Figure contents as structured data:
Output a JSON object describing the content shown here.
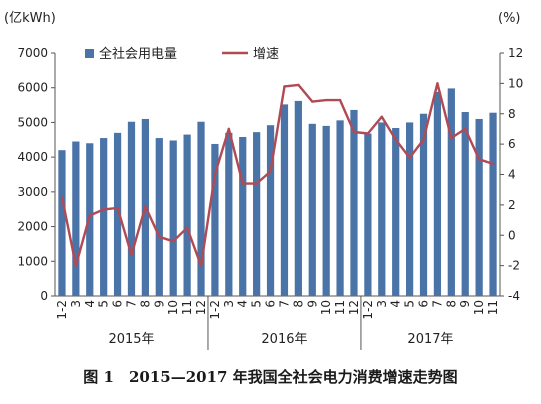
{
  "caption": "图 1　2015—2017 年我国全社会电力消费增速走势图",
  "chart_data": {
    "type": "bar+line",
    "left_unit": "(亿kWh)",
    "right_unit": "(%)",
    "legend": {
      "bar": "全社会用电量",
      "line": "增速",
      "placement": "top-center"
    },
    "y_left": {
      "min": 0,
      "max": 7000,
      "ticks": [
        0,
        1000,
        2000,
        3000,
        4000,
        5000,
        6000,
        7000
      ]
    },
    "y_right": {
      "min": -4,
      "max": 12,
      "ticks": [
        -4,
        -2,
        0,
        2,
        4,
        6,
        8,
        10,
        12
      ]
    },
    "categories": [
      "1-2",
      "3",
      "4",
      "5",
      "6",
      "7",
      "8",
      "9",
      "10",
      "11",
      "12",
      "1-2",
      "3",
      "4",
      "5",
      "6",
      "7",
      "8",
      "9",
      "10",
      "11",
      "12",
      "1-2",
      "3",
      "4",
      "5",
      "6",
      "7",
      "8",
      "9",
      "10",
      "11"
    ],
    "years": [
      {
        "label": "2015年",
        "start": 0,
        "end": 10
      },
      {
        "label": "2016年",
        "start": 11,
        "end": 21
      },
      {
        "label": "2017年",
        "start": 22,
        "end": 31
      }
    ],
    "bar_color": "#4a73a8",
    "line_color": "#b04a55",
    "series": [
      {
        "name": "全社会用电量",
        "kind": "bar",
        "values": [
          4200,
          4450,
          4400,
          4550,
          4700,
          5020,
          5100,
          4550,
          4480,
          4650,
          5020,
          4380,
          4700,
          4580,
          4720,
          4920,
          5520,
          5620,
          4960,
          4900,
          5060,
          5360,
          4680,
          5000,
          4840,
          5000,
          5250,
          5880,
          5980,
          5300,
          5100,
          5280
        ]
      },
      {
        "name": "增速",
        "kind": "line",
        "values": [
          2.5,
          -2.0,
          1.3,
          1.7,
          1.8,
          -1.3,
          1.9,
          -0.1,
          -0.4,
          0.5,
          -2.0,
          4.0,
          7.0,
          3.4,
          3.4,
          4.2,
          9.8,
          9.9,
          8.8,
          8.9,
          8.9,
          6.8,
          6.7,
          7.8,
          6.3,
          5.1,
          6.3,
          10.0,
          6.4,
          7.0,
          5.0,
          4.7
        ]
      }
    ]
  }
}
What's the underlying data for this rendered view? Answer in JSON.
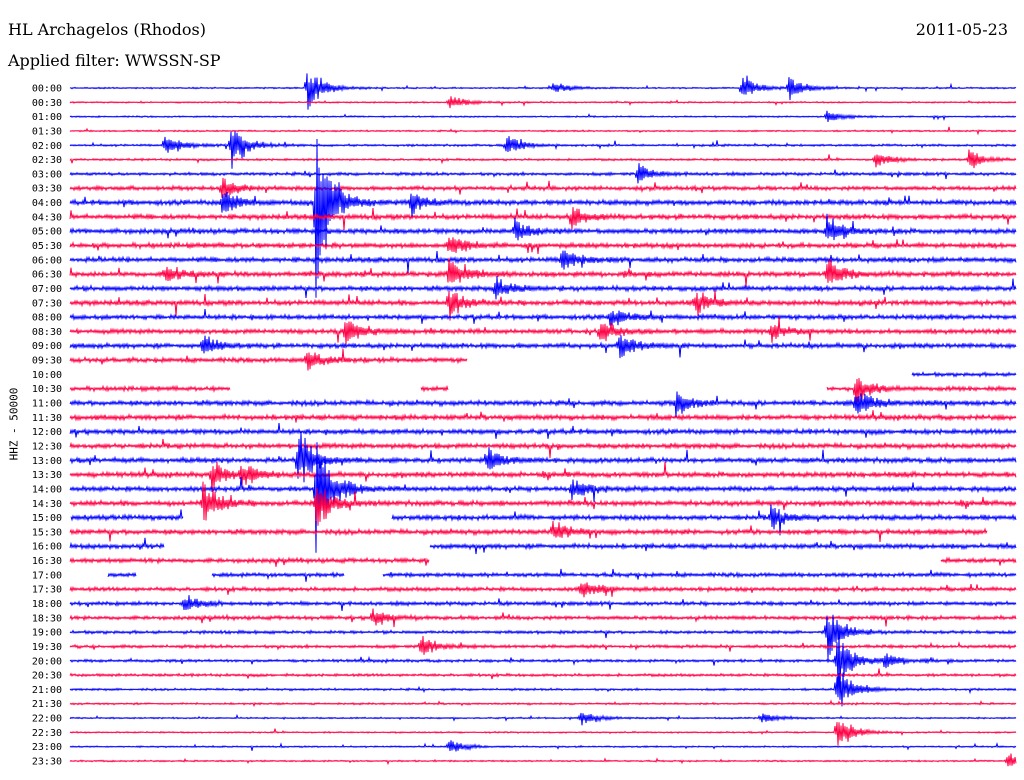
{
  "header": {
    "station": "HL Archagelos (Rhodos)",
    "date": "2011-05-23",
    "filter": "Applied filter: WWSSN-SP"
  },
  "chart_data": {
    "type": "line",
    "ylabel": "HHZ - 50000",
    "series_colors": [
      "#0000ff",
      "#ff0044"
    ],
    "time_labels": [
      "00:00",
      "00:30",
      "01:00",
      "01:30",
      "02:00",
      "02:30",
      "03:00",
      "03:30",
      "04:00",
      "04:30",
      "05:00",
      "05:30",
      "06:00",
      "06:30",
      "07:00",
      "07:30",
      "08:00",
      "08:30",
      "09:00",
      "09:30",
      "10:00",
      "10:30",
      "11:00",
      "11:30",
      "12:00",
      "12:30",
      "13:00",
      "13:30",
      "14:00",
      "14:30",
      "15:00",
      "15:30",
      "16:00",
      "16:30",
      "17:00",
      "17:30",
      "18:00",
      "18:30",
      "19:00",
      "19:30",
      "20:00",
      "20:30",
      "21:00",
      "21:30",
      "22:00",
      "22:30",
      "23:00",
      "23:30"
    ],
    "noise_level": [
      0.5,
      0.5,
      0.5,
      0.5,
      0.7,
      0.7,
      1.0,
      1.3,
      1.6,
      1.6,
      1.6,
      1.6,
      1.6,
      1.6,
      1.6,
      1.6,
      1.5,
      1.5,
      1.5,
      1.5,
      1.2,
      1.4,
      1.6,
      1.6,
      1.6,
      1.6,
      1.6,
      1.6,
      1.6,
      1.6,
      1.6,
      1.6,
      1.5,
      1.4,
      1.3,
      1.3,
      1.2,
      1.2,
      1.0,
      1.0,
      0.9,
      0.9,
      0.7,
      0.6,
      0.5,
      0.5,
      0.5,
      0.5
    ],
    "gaps": [
      [],
      [],
      [],
      [],
      [],
      [],
      [],
      [],
      [],
      [],
      [],
      [],
      [],
      [],
      [],
      [],
      [],
      [],
      [],
      [
        [
          0.42,
          1.0
        ]
      ],
      [
        [
          0.0,
          0.89
        ]
      ],
      [
        [
          0.17,
          0.37
        ],
        [
          0.4,
          0.8
        ]
      ],
      [],
      [],
      [],
      [],
      [],
      [],
      [],
      [],
      [
        [
          0.0,
          0.0
        ],
        [
          0.12,
          0.34
        ]
      ],
      [
        [
          0.97,
          1.0
        ]
      ],
      [
        [
          0.1,
          0.38
        ]
      ],
      [
        [
          0.38,
          0.92
        ]
      ],
      [
        [
          0.0,
          0.04
        ],
        [
          0.07,
          0.15
        ],
        [
          0.29,
          0.33
        ]
      ],
      [],
      [],
      [],
      [],
      [],
      [],
      [],
      [],
      [],
      [],
      [],
      [],
      []
    ],
    "events": [
      {
        "row": 0,
        "x": 0.71,
        "amp": 18
      },
      {
        "row": 0,
        "x": 0.76,
        "amp": 14
      },
      {
        "row": 0,
        "x": 0.51,
        "amp": 8
      },
      {
        "row": 0,
        "x": 0.25,
        "amp": 28
      },
      {
        "row": 1,
        "x": 0.4,
        "amp": 10
      },
      {
        "row": 2,
        "x": 0.8,
        "amp": 8
      },
      {
        "row": 4,
        "x": 0.1,
        "amp": 14
      },
      {
        "row": 4,
        "x": 0.46,
        "amp": 14
      },
      {
        "row": 4,
        "x": 0.17,
        "amp": 30
      },
      {
        "row": 5,
        "x": 0.85,
        "amp": 10
      },
      {
        "row": 5,
        "x": 0.95,
        "amp": 12
      },
      {
        "row": 6,
        "x": 0.6,
        "amp": 12
      },
      {
        "row": 7,
        "x": 0.16,
        "amp": 14
      },
      {
        "row": 8,
        "x": 0.26,
        "amp": 100
      },
      {
        "row": 8,
        "x": 0.16,
        "amp": 16
      },
      {
        "row": 8,
        "x": 0.36,
        "amp": 14
      },
      {
        "row": 9,
        "x": 0.53,
        "amp": 16
      },
      {
        "row": 10,
        "x": 0.47,
        "amp": 14
      },
      {
        "row": 10,
        "x": 0.8,
        "amp": 20
      },
      {
        "row": 11,
        "x": 0.4,
        "amp": 14
      },
      {
        "row": 12,
        "x": 0.52,
        "amp": 14
      },
      {
        "row": 13,
        "x": 0.4,
        "amp": 20
      },
      {
        "row": 13,
        "x": 0.8,
        "amp": 24
      },
      {
        "row": 13,
        "x": 0.1,
        "amp": 12
      },
      {
        "row": 14,
        "x": 0.45,
        "amp": 14
      },
      {
        "row": 15,
        "x": 0.4,
        "amp": 20
      },
      {
        "row": 15,
        "x": 0.66,
        "amp": 16
      },
      {
        "row": 16,
        "x": 0.57,
        "amp": 12
      },
      {
        "row": 17,
        "x": 0.29,
        "amp": 20
      },
      {
        "row": 17,
        "x": 0.56,
        "amp": 16
      },
      {
        "row": 17,
        "x": 0.74,
        "amp": 14
      },
      {
        "row": 18,
        "x": 0.58,
        "amp": 18
      },
      {
        "row": 18,
        "x": 0.14,
        "amp": 14
      },
      {
        "row": 19,
        "x": 0.25,
        "amp": 14
      },
      {
        "row": 21,
        "x": 0.83,
        "amp": 18
      },
      {
        "row": 22,
        "x": 0.64,
        "amp": 16
      },
      {
        "row": 22,
        "x": 0.83,
        "amp": 20
      },
      {
        "row": 26,
        "x": 0.24,
        "amp": 40
      },
      {
        "row": 26,
        "x": 0.44,
        "amp": 14
      },
      {
        "row": 27,
        "x": 0.15,
        "amp": 18
      },
      {
        "row": 27,
        "x": 0.18,
        "amp": 16
      },
      {
        "row": 28,
        "x": 0.26,
        "amp": 70
      },
      {
        "row": 28,
        "x": 0.53,
        "amp": 14
      },
      {
        "row": 29,
        "x": 0.14,
        "amp": 30
      },
      {
        "row": 29,
        "x": 0.26,
        "amp": 30
      },
      {
        "row": 30,
        "x": 0.74,
        "amp": 14
      },
      {
        "row": 31,
        "x": 0.51,
        "amp": 14
      },
      {
        "row": 35,
        "x": 0.54,
        "amp": 14
      },
      {
        "row": 36,
        "x": 0.12,
        "amp": 12
      },
      {
        "row": 37,
        "x": 0.32,
        "amp": 12
      },
      {
        "row": 38,
        "x": 0.8,
        "amp": 34
      },
      {
        "row": 39,
        "x": 0.37,
        "amp": 14
      },
      {
        "row": 40,
        "x": 0.81,
        "amp": 40
      },
      {
        "row": 40,
        "x": 0.86,
        "amp": 10
      },
      {
        "row": 42,
        "x": 0.81,
        "amp": 30
      },
      {
        "row": 44,
        "x": 0.54,
        "amp": 10
      },
      {
        "row": 44,
        "x": 0.73,
        "amp": 8
      },
      {
        "row": 45,
        "x": 0.81,
        "amp": 24
      },
      {
        "row": 46,
        "x": 0.4,
        "amp": 10
      },
      {
        "row": 47,
        "x": 0.99,
        "amp": 10
      }
    ]
  }
}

### Task to complete
Locate all lines in the listing above with the word "JSON". Copy them.

### Answer for the task
Output a JSON object describing the content shown here.
What's the underlying data for this rendered view? Answer in JSON.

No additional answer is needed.